What to produce ::
Every entry below should be transcribed exactly; pictures stay out of the copy.

(Dataset records)

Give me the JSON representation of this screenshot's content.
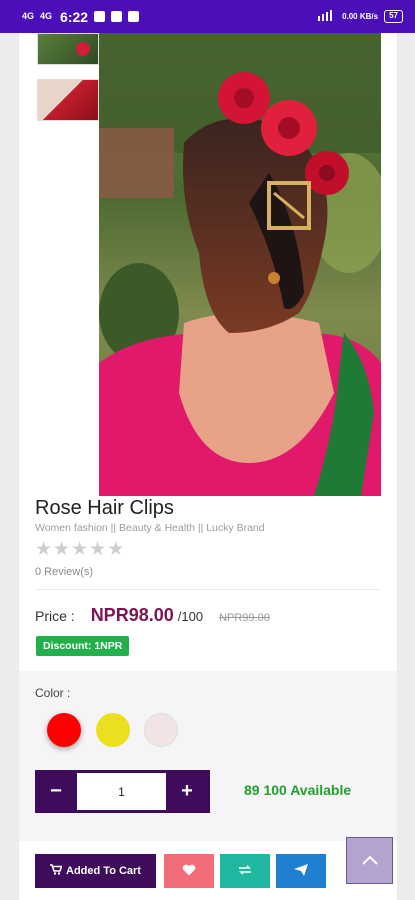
{
  "status_bar": {
    "network_1": "4G",
    "network_2": "4G",
    "time": "6:22",
    "speed": "0.00 KB/s",
    "battery": "57"
  },
  "product": {
    "title": "Rose Hair Clips",
    "categories": "Women fashion || Beauty & Health || Lucky Brand",
    "rating": 0,
    "max_rating": 5,
    "reviews": "0 Review(s)"
  },
  "pricing": {
    "label": "Price :",
    "price": "NPR98.00",
    "unit": "/100",
    "old_price": "NPR99.00",
    "discount": "Discount: 1NPR"
  },
  "options": {
    "color_label": "Color :",
    "colors": [
      "#ff0000",
      "#ebe01f",
      "#f2e4e4"
    ],
    "selected_color": "#ff0000"
  },
  "quantity": {
    "minus": "−",
    "value": "1",
    "plus": "+",
    "available": "89 100 Available"
  },
  "actions": {
    "cart_label": "Added To Cart"
  },
  "colors": {
    "status_bar": "#4a0fb8",
    "primary": "#3e0c5a",
    "price": "#7b1552",
    "discount": "#21b04b",
    "available": "#22a02b",
    "wishlist": "#f36c79",
    "compare": "#20b7a1",
    "share": "#1f7fd1"
  }
}
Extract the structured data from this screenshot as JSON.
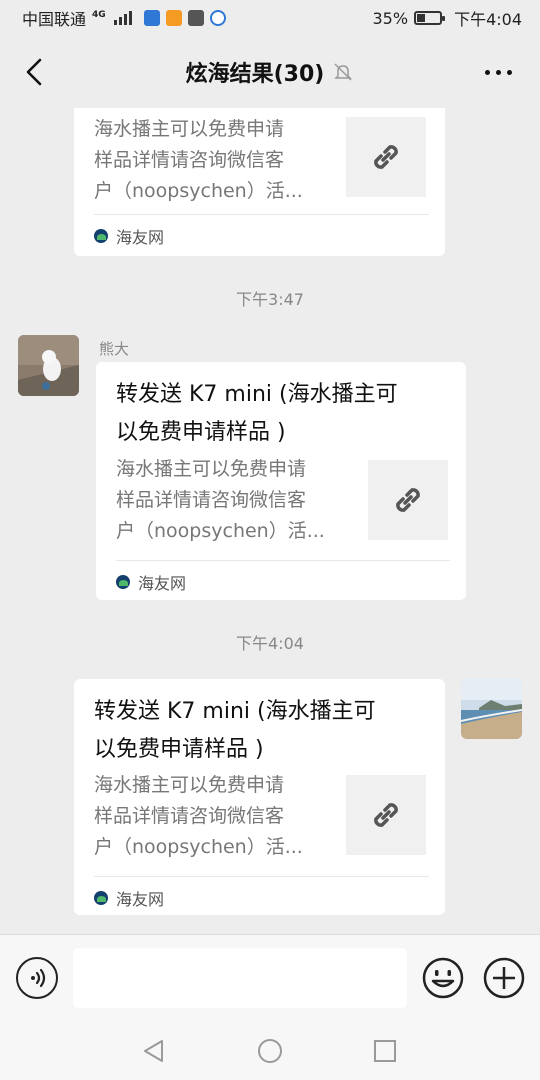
{
  "status_bar": {
    "carrier": "中国联通",
    "network": "4G",
    "battery": "35%",
    "battery_level": 0.35,
    "time": "下午4:04"
  },
  "header": {
    "title": "炫海结果(30)",
    "back_icon": "chevron-left-icon",
    "mute_icon": "bell-off-icon",
    "more_icon": "more-dots-icon"
  },
  "messages": [
    {
      "type": "link-card",
      "direction": "outgoing",
      "desc_lines": [
        "海水播主可以免费申请",
        "样品详情请咨询微信客",
        "户（noopsychen）活..."
      ],
      "source": "海友网"
    },
    {
      "type": "timestamp",
      "text": "下午3:47"
    },
    {
      "type": "link-card",
      "direction": "incoming",
      "sender": "熊大",
      "title_lines": [
        "转发送 K7 mini (海水播主可",
        "以免费申请样品 )"
      ],
      "desc_lines": [
        "海水播主可以免费申请",
        "样品详情请咨询微信客",
        "户（noopsychen）活..."
      ],
      "source": "海友网"
    },
    {
      "type": "timestamp",
      "text": "下午4:04"
    },
    {
      "type": "link-card",
      "direction": "outgoing",
      "title_lines": [
        "转发送 K7 mini (海水播主可",
        "以免费申请样品 )"
      ],
      "desc_lines": [
        "海水播主可以免费申请",
        "样品详情请咨询微信客",
        "户（noopsychen）活..."
      ],
      "source": "海友网"
    }
  ],
  "input_bar": {
    "voice_icon": "voice-icon",
    "emoji_icon": "emoji-icon",
    "plus_icon": "plus-icon",
    "text_value": ""
  },
  "nav_bar": {
    "back_icon": "nav-back-icon",
    "home_icon": "nav-home-icon",
    "recents_icon": "nav-recents-icon"
  }
}
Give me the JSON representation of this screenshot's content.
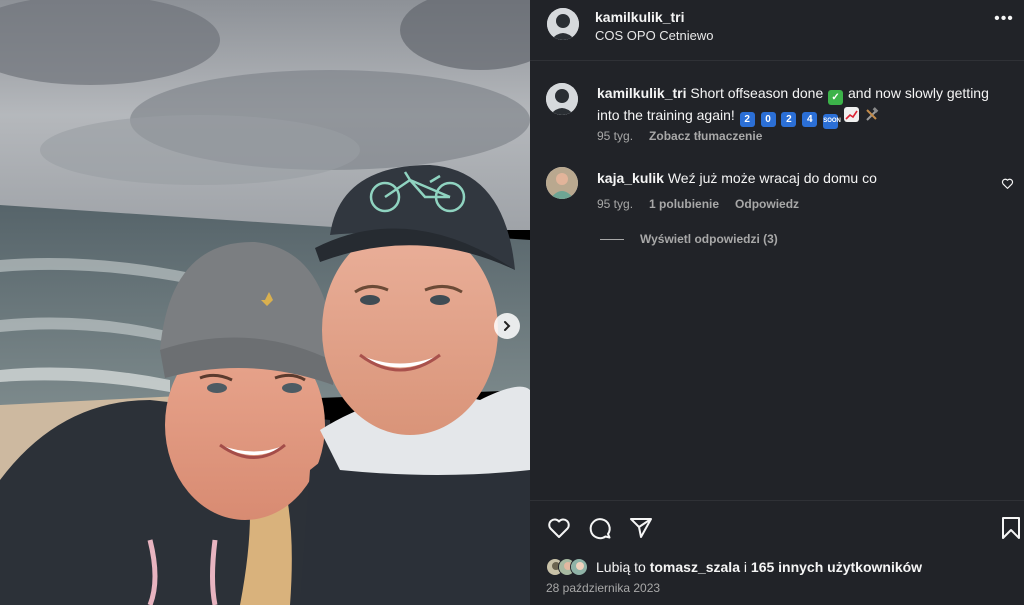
{
  "post": {
    "author": "kamilkulik_tri",
    "location": "COS OPO Cetniewo",
    "more_label": "•••"
  },
  "caption": {
    "user": "kamilkulik_tri",
    "text_before": "Short offseason done",
    "text_middle": "and now slowly getting into the training again!",
    "year_digits": [
      "2",
      "0",
      "2",
      "4"
    ],
    "soon_label": "SOON",
    "age": "95 tyg.",
    "translate": "Zobacz tłumaczenie"
  },
  "comments": [
    {
      "user": "kaja_kulik",
      "text": "Weź już może wracaj do domu co",
      "age": "95 tyg.",
      "likes": "1 polubienie",
      "reply": "Odpowiedz"
    }
  ],
  "view_replies": "Wyświetl odpowiedzi (3)",
  "likes_summary": {
    "prefix": "Lubią to",
    "user": "tomasz_szala",
    "connector": "i",
    "others": "165 innych użytkowników"
  },
  "post_date": "28 października 2023",
  "icons": {
    "like": "heart-icon",
    "comment": "comment-icon",
    "share": "share-icon",
    "save": "bookmark-icon",
    "next": "chevron-right-icon",
    "comment_like": "heart-icon"
  },
  "colors": {
    "panel_bg": "#212328",
    "text_primary": "#f5f5f5",
    "text_secondary": "#a8a8a8",
    "check_green": "#3cb34a",
    "keycap_blue": "#2b6fd6"
  }
}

The answer ::
Give me the JSON representation of this screenshot's content.
{
  "status_bar": {
    "network_1": "4G",
    "network_2": "4G",
    "time": "6:22",
    "speed": "0.00 KB/s",
    "battery": "57"
  },
  "product": {
    "title": "Rose Hair Clips",
    "categories": "Women fashion || Beauty & Health || Lucky Brand",
    "rating": 0,
    "max_rating": 5,
    "reviews": "0 Review(s)"
  },
  "pricing": {
    "label": "Price :",
    "price": "NPR98.00",
    "unit": "/100",
    "old_price": "NPR99.00",
    "discount": "Discount: 1NPR"
  },
  "options": {
    "color_label": "Color :",
    "colors": [
      "#ff0000",
      "#ebe01f",
      "#f2e4e4"
    ],
    "selected_color": "#ff0000"
  },
  "quantity": {
    "minus": "−",
    "value": "1",
    "plus": "+",
    "available": "89 100 Available"
  },
  "actions": {
    "cart_label": "Added To Cart"
  },
  "colors": {
    "status_bar": "#4a0fb8",
    "primary": "#3e0c5a",
    "price": "#7b1552",
    "discount": "#21b04b",
    "available": "#22a02b",
    "wishlist": "#f36c79",
    "compare": "#20b7a1",
    "share": "#1f7fd1"
  }
}
Extract the structured data from this screenshot as JSON.
{
  "status_bar": {
    "carrier": "中国联通",
    "network": "4G",
    "battery": "35%",
    "battery_level": 0.35,
    "time": "下午4:04"
  },
  "header": {
    "title": "炫海结果(30)",
    "back_icon": "chevron-left-icon",
    "mute_icon": "bell-off-icon",
    "more_icon": "more-dots-icon"
  },
  "messages": [
    {
      "type": "link-card",
      "direction": "outgoing",
      "desc_lines": [
        "海水播主可以免费申请",
        "样品详情请咨询微信客",
        "户（noopsychen）活..."
      ],
      "source": "海友网"
    },
    {
      "type": "timestamp",
      "text": "下午3:47"
    },
    {
      "type": "link-card",
      "direction": "incoming",
      "sender": "熊大",
      "title_lines": [
        "转发送 K7 mini (海水播主可",
        "以免费申请样品 )"
      ],
      "desc_lines": [
        "海水播主可以免费申请",
        "样品详情请咨询微信客",
        "户（noopsychen）活..."
      ],
      "source": "海友网"
    },
    {
      "type": "timestamp",
      "text": "下午4:04"
    },
    {
      "type": "link-card",
      "direction": "outgoing",
      "title_lines": [
        "转发送 K7 mini (海水播主可",
        "以免费申请样品 )"
      ],
      "desc_lines": [
        "海水播主可以免费申请",
        "样品详情请咨询微信客",
        "户（noopsychen）活..."
      ],
      "source": "海友网"
    }
  ],
  "input_bar": {
    "voice_icon": "voice-icon",
    "emoji_icon": "emoji-icon",
    "plus_icon": "plus-icon",
    "text_value": ""
  },
  "nav_bar": {
    "back_icon": "nav-back-icon",
    "home_icon": "nav-home-icon",
    "recents_icon": "nav-recents-icon"
  }
}
Give me the JSON representation of this screenshot's content.
{
  "post": {
    "author": "kamilkulik_tri",
    "location": "COS OPO Cetniewo",
    "more_label": "•••"
  },
  "caption": {
    "user": "kamilkulik_tri",
    "text_before": "Short offseason done",
    "text_middle": "and now slowly getting into the training again!",
    "year_digits": [
      "2",
      "0",
      "2",
      "4"
    ],
    "soon_label": "SOON",
    "age": "95 tyg.",
    "translate": "Zobacz tłumaczenie"
  },
  "comments": [
    {
      "user": "kaja_kulik",
      "text": "Weź już może wracaj do domu co",
      "age": "95 tyg.",
      "likes": "1 polubienie",
      "reply": "Odpowiedz"
    }
  ],
  "view_replies": "Wyświetl odpowiedzi (3)",
  "likes_summary": {
    "prefix": "Lubią to",
    "user": "tomasz_szala",
    "connector": "i",
    "others": "165 innych użytkowników"
  },
  "post_date": "28 października 2023",
  "icons": {
    "like": "heart-icon",
    "comment": "comment-icon",
    "share": "share-icon",
    "save": "bookmark-icon",
    "next": "chevron-right-icon",
    "comment_like": "heart-icon"
  },
  "colors": {
    "panel_bg": "#212328",
    "text_primary": "#f5f5f5",
    "text_secondary": "#a8a8a8",
    "check_green": "#3cb34a",
    "keycap_blue": "#2b6fd6"
  }
}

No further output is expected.